#### Data extract ####

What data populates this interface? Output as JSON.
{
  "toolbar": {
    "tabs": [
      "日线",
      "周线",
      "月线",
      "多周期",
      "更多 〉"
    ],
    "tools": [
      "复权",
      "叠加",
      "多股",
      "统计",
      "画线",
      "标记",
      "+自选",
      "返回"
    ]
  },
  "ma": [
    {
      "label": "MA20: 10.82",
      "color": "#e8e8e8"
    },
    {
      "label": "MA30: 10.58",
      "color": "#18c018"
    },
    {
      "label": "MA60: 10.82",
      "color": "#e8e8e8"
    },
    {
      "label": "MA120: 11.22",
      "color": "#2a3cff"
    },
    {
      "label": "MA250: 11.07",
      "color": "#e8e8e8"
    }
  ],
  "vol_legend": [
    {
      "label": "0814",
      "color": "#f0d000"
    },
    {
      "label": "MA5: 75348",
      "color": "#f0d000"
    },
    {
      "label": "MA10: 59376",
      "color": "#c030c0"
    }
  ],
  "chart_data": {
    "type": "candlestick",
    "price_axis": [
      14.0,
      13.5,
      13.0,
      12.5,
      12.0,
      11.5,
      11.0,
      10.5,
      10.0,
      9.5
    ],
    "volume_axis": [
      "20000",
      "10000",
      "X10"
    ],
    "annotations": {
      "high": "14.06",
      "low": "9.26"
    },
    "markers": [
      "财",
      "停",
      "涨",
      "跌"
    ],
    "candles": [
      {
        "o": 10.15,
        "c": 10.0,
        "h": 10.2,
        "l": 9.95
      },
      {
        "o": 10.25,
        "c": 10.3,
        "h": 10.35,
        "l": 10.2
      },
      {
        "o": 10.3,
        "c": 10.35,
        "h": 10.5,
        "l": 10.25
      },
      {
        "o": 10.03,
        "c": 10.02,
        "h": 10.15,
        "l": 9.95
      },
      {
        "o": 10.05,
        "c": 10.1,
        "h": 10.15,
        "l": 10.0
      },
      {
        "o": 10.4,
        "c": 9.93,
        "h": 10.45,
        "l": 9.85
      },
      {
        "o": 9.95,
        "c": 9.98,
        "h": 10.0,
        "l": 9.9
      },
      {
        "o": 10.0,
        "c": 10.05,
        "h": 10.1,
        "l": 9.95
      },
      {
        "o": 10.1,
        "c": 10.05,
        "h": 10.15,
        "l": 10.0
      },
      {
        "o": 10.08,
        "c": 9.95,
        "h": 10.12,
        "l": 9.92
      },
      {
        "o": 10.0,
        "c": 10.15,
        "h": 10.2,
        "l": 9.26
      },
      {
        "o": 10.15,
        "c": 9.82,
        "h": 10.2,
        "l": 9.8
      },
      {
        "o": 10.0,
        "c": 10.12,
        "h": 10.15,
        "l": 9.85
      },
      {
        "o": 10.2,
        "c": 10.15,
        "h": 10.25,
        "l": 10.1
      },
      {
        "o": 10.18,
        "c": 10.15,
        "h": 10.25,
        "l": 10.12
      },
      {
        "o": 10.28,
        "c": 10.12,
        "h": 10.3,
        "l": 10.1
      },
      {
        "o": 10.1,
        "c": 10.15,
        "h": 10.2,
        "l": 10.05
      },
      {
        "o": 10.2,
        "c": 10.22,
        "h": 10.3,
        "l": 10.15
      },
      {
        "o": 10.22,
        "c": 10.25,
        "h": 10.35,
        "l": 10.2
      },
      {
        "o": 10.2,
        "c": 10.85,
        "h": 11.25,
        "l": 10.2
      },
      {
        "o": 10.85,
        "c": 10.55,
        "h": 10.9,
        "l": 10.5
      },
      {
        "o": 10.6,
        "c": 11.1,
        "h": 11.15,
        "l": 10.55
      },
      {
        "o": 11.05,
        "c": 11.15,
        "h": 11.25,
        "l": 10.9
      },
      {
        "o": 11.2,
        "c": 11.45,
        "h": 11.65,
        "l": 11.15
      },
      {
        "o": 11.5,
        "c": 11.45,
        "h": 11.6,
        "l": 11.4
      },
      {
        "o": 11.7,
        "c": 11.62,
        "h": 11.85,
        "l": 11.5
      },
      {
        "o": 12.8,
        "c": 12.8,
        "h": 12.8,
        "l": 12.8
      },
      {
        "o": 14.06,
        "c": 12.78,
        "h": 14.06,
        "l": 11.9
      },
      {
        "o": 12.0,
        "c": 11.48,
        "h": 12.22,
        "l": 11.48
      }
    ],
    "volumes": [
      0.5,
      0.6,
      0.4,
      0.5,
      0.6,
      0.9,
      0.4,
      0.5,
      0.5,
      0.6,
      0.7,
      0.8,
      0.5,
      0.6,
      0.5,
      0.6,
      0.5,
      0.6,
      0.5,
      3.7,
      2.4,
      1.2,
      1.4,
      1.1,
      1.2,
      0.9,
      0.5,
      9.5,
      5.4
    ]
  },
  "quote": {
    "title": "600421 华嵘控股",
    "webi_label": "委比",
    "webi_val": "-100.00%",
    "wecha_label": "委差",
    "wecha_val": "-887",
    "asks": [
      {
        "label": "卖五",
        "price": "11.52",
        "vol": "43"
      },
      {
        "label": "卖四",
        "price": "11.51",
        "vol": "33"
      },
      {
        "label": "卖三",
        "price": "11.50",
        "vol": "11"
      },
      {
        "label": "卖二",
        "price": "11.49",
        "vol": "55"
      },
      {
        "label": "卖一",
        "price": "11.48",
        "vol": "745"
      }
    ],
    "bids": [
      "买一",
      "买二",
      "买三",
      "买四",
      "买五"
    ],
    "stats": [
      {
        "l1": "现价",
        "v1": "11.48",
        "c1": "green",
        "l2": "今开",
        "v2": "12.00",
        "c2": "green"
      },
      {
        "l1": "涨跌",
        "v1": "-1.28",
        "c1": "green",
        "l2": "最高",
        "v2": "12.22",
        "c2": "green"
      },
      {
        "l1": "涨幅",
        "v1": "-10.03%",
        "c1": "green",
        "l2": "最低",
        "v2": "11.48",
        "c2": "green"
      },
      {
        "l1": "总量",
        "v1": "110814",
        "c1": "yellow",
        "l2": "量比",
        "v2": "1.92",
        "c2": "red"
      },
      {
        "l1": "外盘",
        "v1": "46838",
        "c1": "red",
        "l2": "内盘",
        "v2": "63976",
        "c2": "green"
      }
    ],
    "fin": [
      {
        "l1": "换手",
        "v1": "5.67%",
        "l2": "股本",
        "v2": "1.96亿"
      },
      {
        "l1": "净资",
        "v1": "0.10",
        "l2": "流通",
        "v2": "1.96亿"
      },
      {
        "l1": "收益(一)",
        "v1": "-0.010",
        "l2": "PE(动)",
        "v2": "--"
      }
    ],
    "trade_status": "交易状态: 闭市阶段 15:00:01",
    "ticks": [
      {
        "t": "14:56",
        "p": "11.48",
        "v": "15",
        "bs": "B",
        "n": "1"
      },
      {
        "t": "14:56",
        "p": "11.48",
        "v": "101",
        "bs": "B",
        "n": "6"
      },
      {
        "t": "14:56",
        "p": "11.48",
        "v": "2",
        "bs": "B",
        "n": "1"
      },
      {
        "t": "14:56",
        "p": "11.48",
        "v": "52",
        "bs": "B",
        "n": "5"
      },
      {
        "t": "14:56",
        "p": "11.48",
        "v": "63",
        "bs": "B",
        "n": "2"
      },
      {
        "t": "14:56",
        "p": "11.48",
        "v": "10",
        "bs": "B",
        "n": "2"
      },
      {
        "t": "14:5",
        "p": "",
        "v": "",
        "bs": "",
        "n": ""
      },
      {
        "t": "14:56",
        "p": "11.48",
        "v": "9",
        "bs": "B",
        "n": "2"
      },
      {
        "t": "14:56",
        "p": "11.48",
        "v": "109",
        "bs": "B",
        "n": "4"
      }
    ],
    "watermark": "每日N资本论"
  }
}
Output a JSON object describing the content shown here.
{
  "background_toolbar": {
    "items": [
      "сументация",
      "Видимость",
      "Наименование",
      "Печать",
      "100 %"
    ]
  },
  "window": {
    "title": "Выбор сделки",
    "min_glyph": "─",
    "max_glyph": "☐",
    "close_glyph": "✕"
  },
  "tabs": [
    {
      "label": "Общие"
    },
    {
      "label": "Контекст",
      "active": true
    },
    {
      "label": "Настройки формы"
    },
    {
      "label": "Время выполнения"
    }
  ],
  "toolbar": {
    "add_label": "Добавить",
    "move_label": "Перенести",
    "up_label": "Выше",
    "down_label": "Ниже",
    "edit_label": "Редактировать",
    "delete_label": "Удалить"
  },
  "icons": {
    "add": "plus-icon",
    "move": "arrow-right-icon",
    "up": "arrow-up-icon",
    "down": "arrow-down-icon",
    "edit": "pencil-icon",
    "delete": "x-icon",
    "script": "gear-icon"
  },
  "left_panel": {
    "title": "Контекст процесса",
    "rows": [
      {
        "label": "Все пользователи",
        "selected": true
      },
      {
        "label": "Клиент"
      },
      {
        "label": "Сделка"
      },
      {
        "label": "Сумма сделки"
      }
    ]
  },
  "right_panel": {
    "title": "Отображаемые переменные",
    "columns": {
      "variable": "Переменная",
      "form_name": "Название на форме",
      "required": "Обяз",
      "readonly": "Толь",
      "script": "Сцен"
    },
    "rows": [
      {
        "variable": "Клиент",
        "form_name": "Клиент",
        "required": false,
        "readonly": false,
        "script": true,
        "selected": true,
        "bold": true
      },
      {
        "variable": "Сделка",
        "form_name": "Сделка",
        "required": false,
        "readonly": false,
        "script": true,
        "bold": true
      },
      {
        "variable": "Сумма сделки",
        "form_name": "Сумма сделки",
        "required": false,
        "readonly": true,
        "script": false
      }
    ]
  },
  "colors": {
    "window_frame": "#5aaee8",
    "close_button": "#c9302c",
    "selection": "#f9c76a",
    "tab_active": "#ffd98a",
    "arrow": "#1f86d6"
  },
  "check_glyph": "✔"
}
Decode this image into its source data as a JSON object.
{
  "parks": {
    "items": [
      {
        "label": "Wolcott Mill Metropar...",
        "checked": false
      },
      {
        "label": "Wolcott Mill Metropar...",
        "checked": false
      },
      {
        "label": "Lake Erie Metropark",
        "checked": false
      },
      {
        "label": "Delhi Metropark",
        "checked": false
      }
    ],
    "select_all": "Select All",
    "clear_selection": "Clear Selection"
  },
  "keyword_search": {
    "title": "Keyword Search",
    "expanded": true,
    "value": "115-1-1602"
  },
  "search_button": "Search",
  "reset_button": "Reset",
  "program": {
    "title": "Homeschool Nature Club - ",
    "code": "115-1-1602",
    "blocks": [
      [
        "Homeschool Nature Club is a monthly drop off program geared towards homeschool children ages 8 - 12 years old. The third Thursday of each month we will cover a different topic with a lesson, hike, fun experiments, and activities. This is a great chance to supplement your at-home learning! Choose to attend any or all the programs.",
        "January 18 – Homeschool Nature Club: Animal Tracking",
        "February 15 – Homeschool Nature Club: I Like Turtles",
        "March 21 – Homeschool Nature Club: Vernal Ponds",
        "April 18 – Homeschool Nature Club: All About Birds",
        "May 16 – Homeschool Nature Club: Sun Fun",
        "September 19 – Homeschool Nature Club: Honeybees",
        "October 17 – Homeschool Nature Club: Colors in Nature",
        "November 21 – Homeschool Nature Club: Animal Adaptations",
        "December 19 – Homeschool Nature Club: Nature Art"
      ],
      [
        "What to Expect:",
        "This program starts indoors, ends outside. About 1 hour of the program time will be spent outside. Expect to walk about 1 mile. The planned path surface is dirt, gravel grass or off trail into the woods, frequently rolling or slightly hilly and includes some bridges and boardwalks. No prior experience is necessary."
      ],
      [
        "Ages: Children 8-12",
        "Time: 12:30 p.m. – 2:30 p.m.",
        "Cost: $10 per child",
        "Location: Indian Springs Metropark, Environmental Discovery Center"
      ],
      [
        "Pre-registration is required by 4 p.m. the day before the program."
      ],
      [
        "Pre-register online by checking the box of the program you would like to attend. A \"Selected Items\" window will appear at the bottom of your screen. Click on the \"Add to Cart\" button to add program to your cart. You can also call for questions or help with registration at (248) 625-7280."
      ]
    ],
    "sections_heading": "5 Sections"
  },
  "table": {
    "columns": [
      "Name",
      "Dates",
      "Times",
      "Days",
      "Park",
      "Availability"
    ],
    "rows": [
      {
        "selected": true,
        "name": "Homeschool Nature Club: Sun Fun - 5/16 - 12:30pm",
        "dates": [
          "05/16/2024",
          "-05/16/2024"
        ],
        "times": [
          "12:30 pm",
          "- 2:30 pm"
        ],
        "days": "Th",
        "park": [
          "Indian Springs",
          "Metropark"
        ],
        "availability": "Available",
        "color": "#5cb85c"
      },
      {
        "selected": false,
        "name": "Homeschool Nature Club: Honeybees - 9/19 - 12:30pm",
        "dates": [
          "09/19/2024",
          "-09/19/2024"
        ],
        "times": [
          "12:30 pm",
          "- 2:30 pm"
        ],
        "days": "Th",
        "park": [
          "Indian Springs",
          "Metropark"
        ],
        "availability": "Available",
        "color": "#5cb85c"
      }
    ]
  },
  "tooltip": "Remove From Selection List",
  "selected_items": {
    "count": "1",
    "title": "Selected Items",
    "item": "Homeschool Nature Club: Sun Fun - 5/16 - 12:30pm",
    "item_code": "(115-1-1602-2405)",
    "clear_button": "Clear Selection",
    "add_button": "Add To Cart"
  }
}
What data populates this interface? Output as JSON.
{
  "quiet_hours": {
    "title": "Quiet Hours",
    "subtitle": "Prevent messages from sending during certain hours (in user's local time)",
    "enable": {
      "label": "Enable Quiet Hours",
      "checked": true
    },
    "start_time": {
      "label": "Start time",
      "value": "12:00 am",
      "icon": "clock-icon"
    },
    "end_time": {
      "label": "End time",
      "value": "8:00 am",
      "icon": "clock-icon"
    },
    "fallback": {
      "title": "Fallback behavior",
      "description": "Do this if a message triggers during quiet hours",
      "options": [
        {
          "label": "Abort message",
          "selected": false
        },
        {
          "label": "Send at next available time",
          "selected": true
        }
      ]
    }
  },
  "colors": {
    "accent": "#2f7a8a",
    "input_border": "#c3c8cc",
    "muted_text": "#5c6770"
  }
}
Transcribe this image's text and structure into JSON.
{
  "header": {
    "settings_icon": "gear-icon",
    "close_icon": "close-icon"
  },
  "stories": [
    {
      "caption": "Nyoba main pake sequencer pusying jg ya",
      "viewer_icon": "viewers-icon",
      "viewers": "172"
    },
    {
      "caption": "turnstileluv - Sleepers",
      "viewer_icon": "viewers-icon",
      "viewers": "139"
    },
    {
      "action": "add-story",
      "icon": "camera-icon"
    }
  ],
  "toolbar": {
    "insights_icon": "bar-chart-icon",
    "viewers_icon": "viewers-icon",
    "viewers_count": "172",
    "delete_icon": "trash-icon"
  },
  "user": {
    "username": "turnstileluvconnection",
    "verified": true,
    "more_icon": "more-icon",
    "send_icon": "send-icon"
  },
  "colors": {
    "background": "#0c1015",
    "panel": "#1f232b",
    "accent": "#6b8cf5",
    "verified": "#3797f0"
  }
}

####

Calculate how many lines of the material include the string "Animal", and state that number by itself.

--- Output of the exercise ---
2